--- START ---
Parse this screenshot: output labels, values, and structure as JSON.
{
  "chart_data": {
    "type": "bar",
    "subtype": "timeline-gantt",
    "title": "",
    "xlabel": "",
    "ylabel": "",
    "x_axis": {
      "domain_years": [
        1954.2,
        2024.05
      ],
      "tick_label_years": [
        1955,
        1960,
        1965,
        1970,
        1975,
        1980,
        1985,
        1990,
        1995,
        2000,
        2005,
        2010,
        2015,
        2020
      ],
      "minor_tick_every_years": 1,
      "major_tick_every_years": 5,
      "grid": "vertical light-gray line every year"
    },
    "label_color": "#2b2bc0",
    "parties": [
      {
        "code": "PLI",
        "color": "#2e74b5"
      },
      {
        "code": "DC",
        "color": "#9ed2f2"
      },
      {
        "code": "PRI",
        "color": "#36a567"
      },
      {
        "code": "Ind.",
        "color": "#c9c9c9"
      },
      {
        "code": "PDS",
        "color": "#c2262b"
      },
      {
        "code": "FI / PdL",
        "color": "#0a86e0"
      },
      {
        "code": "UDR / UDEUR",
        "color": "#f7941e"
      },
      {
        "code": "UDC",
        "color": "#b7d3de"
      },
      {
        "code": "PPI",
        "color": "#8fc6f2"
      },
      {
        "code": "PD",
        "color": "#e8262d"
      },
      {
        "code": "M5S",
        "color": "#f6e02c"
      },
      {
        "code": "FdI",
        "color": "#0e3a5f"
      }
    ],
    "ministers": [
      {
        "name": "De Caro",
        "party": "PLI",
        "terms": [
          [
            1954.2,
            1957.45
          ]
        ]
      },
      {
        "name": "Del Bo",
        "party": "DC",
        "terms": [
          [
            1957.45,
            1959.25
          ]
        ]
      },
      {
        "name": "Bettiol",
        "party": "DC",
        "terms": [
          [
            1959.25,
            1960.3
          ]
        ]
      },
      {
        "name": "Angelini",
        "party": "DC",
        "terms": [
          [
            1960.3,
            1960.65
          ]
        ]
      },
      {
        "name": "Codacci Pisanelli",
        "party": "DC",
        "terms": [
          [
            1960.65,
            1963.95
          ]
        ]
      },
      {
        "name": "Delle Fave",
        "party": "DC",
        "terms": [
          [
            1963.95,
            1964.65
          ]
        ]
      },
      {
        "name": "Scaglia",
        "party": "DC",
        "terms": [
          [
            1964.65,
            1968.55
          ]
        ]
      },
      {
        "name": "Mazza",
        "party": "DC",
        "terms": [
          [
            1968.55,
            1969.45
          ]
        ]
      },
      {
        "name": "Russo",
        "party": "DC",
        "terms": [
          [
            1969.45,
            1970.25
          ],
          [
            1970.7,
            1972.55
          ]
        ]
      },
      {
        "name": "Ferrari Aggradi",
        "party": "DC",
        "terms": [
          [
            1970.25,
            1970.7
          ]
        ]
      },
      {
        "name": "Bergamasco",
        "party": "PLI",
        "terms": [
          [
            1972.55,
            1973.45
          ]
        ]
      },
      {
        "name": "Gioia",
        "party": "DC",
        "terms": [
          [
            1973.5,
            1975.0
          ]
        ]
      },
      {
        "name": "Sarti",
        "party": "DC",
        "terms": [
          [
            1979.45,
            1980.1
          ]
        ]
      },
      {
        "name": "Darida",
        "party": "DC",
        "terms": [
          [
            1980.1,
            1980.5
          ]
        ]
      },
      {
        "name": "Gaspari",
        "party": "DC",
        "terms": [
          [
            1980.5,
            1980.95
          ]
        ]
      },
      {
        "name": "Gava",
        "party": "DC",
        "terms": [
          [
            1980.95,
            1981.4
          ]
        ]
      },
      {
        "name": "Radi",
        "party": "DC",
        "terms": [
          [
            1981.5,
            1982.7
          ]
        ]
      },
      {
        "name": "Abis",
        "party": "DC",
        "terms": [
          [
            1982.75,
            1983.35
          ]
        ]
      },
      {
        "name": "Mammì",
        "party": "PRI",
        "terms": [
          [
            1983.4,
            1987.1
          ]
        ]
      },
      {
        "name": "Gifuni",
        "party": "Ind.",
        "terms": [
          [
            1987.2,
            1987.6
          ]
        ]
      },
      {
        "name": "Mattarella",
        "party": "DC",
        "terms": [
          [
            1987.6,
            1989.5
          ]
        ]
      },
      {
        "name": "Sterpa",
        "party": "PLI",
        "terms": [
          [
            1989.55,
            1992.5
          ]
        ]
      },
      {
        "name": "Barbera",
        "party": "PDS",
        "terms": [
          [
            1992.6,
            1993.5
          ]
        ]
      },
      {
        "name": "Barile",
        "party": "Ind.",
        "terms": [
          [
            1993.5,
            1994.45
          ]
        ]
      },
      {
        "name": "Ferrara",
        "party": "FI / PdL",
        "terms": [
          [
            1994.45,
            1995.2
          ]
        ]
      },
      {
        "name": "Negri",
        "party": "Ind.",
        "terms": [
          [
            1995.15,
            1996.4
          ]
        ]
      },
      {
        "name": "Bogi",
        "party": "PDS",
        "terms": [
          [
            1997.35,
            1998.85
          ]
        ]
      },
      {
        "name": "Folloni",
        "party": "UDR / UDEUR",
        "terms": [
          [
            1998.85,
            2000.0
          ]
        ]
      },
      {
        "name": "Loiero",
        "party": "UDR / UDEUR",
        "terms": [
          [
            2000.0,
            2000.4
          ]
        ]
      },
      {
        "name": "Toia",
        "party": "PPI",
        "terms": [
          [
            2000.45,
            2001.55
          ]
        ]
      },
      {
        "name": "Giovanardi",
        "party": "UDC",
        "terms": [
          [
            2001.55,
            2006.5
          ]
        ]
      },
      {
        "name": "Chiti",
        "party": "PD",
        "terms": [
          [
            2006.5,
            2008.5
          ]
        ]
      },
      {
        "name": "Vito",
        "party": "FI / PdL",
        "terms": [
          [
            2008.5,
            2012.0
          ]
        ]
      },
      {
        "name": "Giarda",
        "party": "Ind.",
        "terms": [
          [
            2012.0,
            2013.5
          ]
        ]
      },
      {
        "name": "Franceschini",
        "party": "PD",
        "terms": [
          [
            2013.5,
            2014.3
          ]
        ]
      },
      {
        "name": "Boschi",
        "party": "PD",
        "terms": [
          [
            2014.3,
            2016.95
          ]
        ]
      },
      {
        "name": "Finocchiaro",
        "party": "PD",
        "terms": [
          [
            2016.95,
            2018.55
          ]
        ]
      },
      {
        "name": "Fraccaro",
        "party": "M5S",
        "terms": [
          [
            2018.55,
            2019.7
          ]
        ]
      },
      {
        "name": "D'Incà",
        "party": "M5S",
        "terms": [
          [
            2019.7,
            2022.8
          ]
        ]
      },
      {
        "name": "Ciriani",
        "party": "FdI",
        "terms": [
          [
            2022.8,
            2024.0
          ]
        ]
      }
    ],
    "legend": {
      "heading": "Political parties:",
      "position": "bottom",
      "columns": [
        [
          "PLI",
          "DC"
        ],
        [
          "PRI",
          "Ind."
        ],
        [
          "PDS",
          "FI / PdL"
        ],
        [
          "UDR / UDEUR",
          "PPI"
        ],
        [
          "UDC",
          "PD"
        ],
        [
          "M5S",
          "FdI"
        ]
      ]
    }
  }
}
--- END ---
Stated goal: Find how many lines of the entries contain "parties". Respond with the number only.

Output of the task: 2